◆ Trecho citado ◆
━━━━━━
Chico Izidro: Um certo maluco beleza

Carismático e de riso fácil, o jornalista se divide entre a redação do Correio do Povo e inúmeros projetos culturais com os quais se envolve

Se pudesse classificar Chico Izidro em uma palavra, com certeza seria o verdadeiro bon-vivant. De riso fácil e de bem com a vida, o mercado poderia nunca ter conhecido o jornalista, já que ainda criança desejava ser veterinário. Filho único, tinha nos animais criados em casa os grandes amigos. A fauna era composta por gato, cachorro, coelho, papagaio e tartaruga. "Minha mãe fez um acordo comigo. Ela me dava o dinheiro para manter eles, desde que cuidasse. Caso contrário, perderia esse privilégio." Mas o destino tinha outros planos.
━━━━━━
(Dados de origem)
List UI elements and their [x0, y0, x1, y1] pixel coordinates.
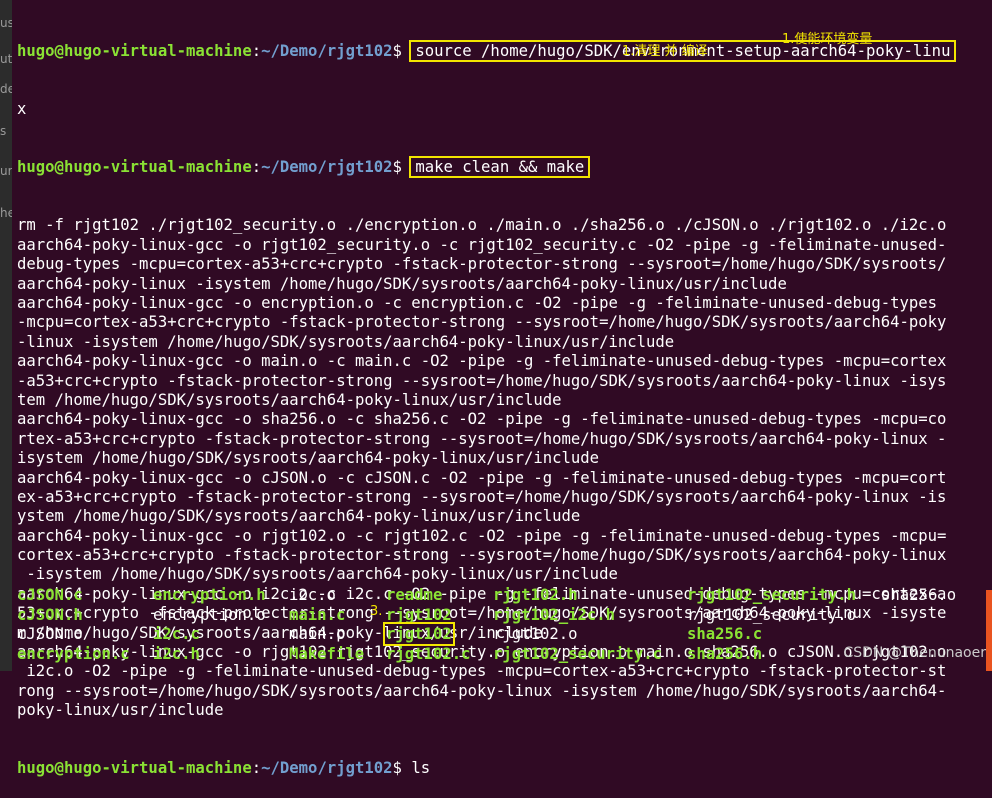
terminal-output[interactable]: hugo@hugo-virtual-machine:~/Demo/rjgt102… — [17, 3, 982, 777]
prompt-symbol: $ — [392, 759, 402, 778]
prompt-user: hugo@hugo-virtual-machine — [17, 41, 252, 60]
ls-entry: sha256.o — [881, 586, 957, 604]
output-line: rong --sysroot=/home/hugo/SDK/sysroots/a… — [17, 681, 947, 700]
side-fragment: de — [0, 82, 12, 96]
watermark: CSDN @Thenunaoer — [843, 645, 986, 661]
scrollbar-thumb[interactable] — [986, 590, 992, 671]
output-line: -isystem /home/hugo/SDK/sysroots/aarch64… — [17, 565, 618, 584]
command-ls: ls — [411, 759, 431, 778]
ls-entry: rjgt102_security.c — [493, 644, 662, 663]
output-line: cortex-a53+crc+crypto -fstack-protector-… — [17, 546, 947, 565]
prompt-symbol: $ — [392, 41, 402, 60]
prompt-path: ~/Demo/rjgt102 — [261, 759, 393, 778]
annotation-env: 1.使能环境变量 — [782, 32, 873, 47]
ls-entry: i2c.o — [289, 586, 336, 604]
output-line: aarch64-poky-linux-gcc -o cJSON.o -c cJS… — [17, 468, 947, 487]
ls-entry: encryption.o — [153, 605, 266, 624]
ls-entry: readme — [386, 586, 443, 604]
ls-entry: rjgt102.o — [493, 625, 578, 643]
prompt-user: hugo@hugo-virtual-machine — [17, 158, 252, 177]
output-line: aarch64-poky-linux-gcc -o sha256.o -c sh… — [17, 410, 947, 429]
output-line: aarch64-poky-linux -isystem /home/hugo/S… — [17, 274, 787, 293]
wrapped-line: x — [17, 100, 27, 119]
output-line: tem /home/hugo/SDK/sysroots/aarch64-poky… — [17, 390, 562, 409]
ls-entry: rjgt102_i2c.h — [493, 605, 616, 624]
ls-entry: rjgt102.c — [386, 644, 471, 663]
ls-entry: sha256.c — [687, 625, 763, 643]
prompt-path: ~/Demo/rjgt102 — [261, 158, 393, 177]
output-line: ystem /home/hugo/SDK/sysroots/aarch64-po… — [17, 507, 581, 526]
prompt-line: hugo@hugo-virtual-machine:~/Demo/rjgt102… — [17, 156, 982, 179]
ls-entry: encryption.c — [17, 644, 130, 663]
prompt-line: hugo@hugo-virtual-machine:~/Demo/rjgt102… — [17, 759, 431, 778]
ls-entry: main.o — [289, 625, 346, 643]
ls-entry: encryption.h — [153, 586, 266, 604]
output-line: ex-a53+crc+crypto -fstack-protector-stro… — [17, 487, 947, 506]
output-line: aarch64-poky-linux-gcc -o rjgt102_securi… — [17, 235, 947, 254]
ls-entry: rjgt102_security.o — [687, 605, 856, 624]
ls-entry: rjgt102_security.h — [687, 586, 856, 604]
background-window-edge: usi ut de s ur he — [0, 0, 12, 671]
ls-entry: i2c.h — [153, 644, 200, 663]
prompt-path: ~/Demo/rjgt102 — [261, 41, 393, 60]
output-line: isystem /home/hugo/SDK/sysroots/aarch64-… — [17, 449, 600, 468]
output-line: -mcpu=cortex-a53+crc+crypto -fstack-prot… — [17, 313, 947, 332]
prompt-user: hugo@hugo-virtual-machine — [17, 759, 252, 778]
ls-entry: rjgt102.h — [493, 586, 578, 604]
ls-entry-binary-highlight: rjgt102 — [383, 622, 455, 646]
side-fragment: s — [0, 124, 7, 138]
output-line: poky-linux/usr/include — [17, 701, 224, 720]
ls-entry: cJSON.o — [17, 625, 83, 643]
ls-entry: sha256.h — [687, 644, 763, 663]
ls-entry: cJSON.c — [17, 586, 83, 604]
output-line: -linux -isystem /home/hugo/SDK/sysroots/… — [17, 332, 675, 351]
side-fragment: ur — [0, 164, 12, 178]
command-make-highlight: make clean && make — [409, 156, 591, 179]
ls-entry: main.c — [289, 605, 346, 624]
output-line: -a53+crc+crypto -fstack-protector-strong… — [17, 371, 947, 390]
output-line: rtex-a53+crc+crypto -fstack-protector-st… — [17, 429, 947, 448]
output-line: aarch64-poky-linux-gcc -o encryption.o -… — [17, 293, 938, 312]
output-line: aarch64-poky-linux-gcc -o rjgt102.o -c r… — [17, 526, 947, 545]
output-line: rm -f rjgt102 ./rjgt102_security.o ./enc… — [17, 216, 947, 235]
side-fragment: usi — [0, 16, 12, 30]
ls-entry: rjgt102 — [386, 605, 452, 624]
output-line: i2c.o -O2 -pipe -g -feliminate-unused-de… — [17, 662, 947, 681]
side-fragment: he — [0, 206, 12, 220]
annotation-binary: 3. — [370, 604, 383, 619]
ls-entry: Makefile — [289, 644, 365, 663]
ls-entry: i2c.c — [153, 625, 200, 643]
side-fragment: ut — [0, 52, 12, 66]
output-line: debug-types -mcpu=cortex-a53+crc+crypto … — [17, 255, 947, 274]
prompt-symbol: $ — [392, 158, 402, 177]
annotation-build: 1.清理 并 编译 — [622, 44, 708, 59]
ls-entry: cJSON.h — [17, 605, 83, 624]
output-line: aarch64-poky-linux-gcc -o main.o -c main… — [17, 352, 947, 371]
━━━━━━
◆ Instruções ◆
Transcreva na íntegra o trecho sobre Chico Izidro.

◆ Resposta do exercício ◆
Chico Izidro: Um certo maluco beleza

Carismático e de riso fácil, o jornalista se divide entre a redação do Correio do Povo e inúmeros projetos culturais com os quais se envolve

Se pudesse classificar Chico Izidro em uma palavra, com certeza seria o verdadeiro bon-vivant. De riso fácil e de bem com a vida, o mercado poderia nunca ter conhecido o jornalista, já que ainda criança desejava ser veterinário. Filho único, tinha nos animais criados em casa os grandes amigos. A fauna era composta por gato, cachorro, coelho, papagaio e tartaruga. "Minha mãe fez um acordo comigo. Ela me dava o dinheiro para manter eles, desde que cuidasse. Caso contrário, perderia esse privilégio." Mas o destino tinha outros planos.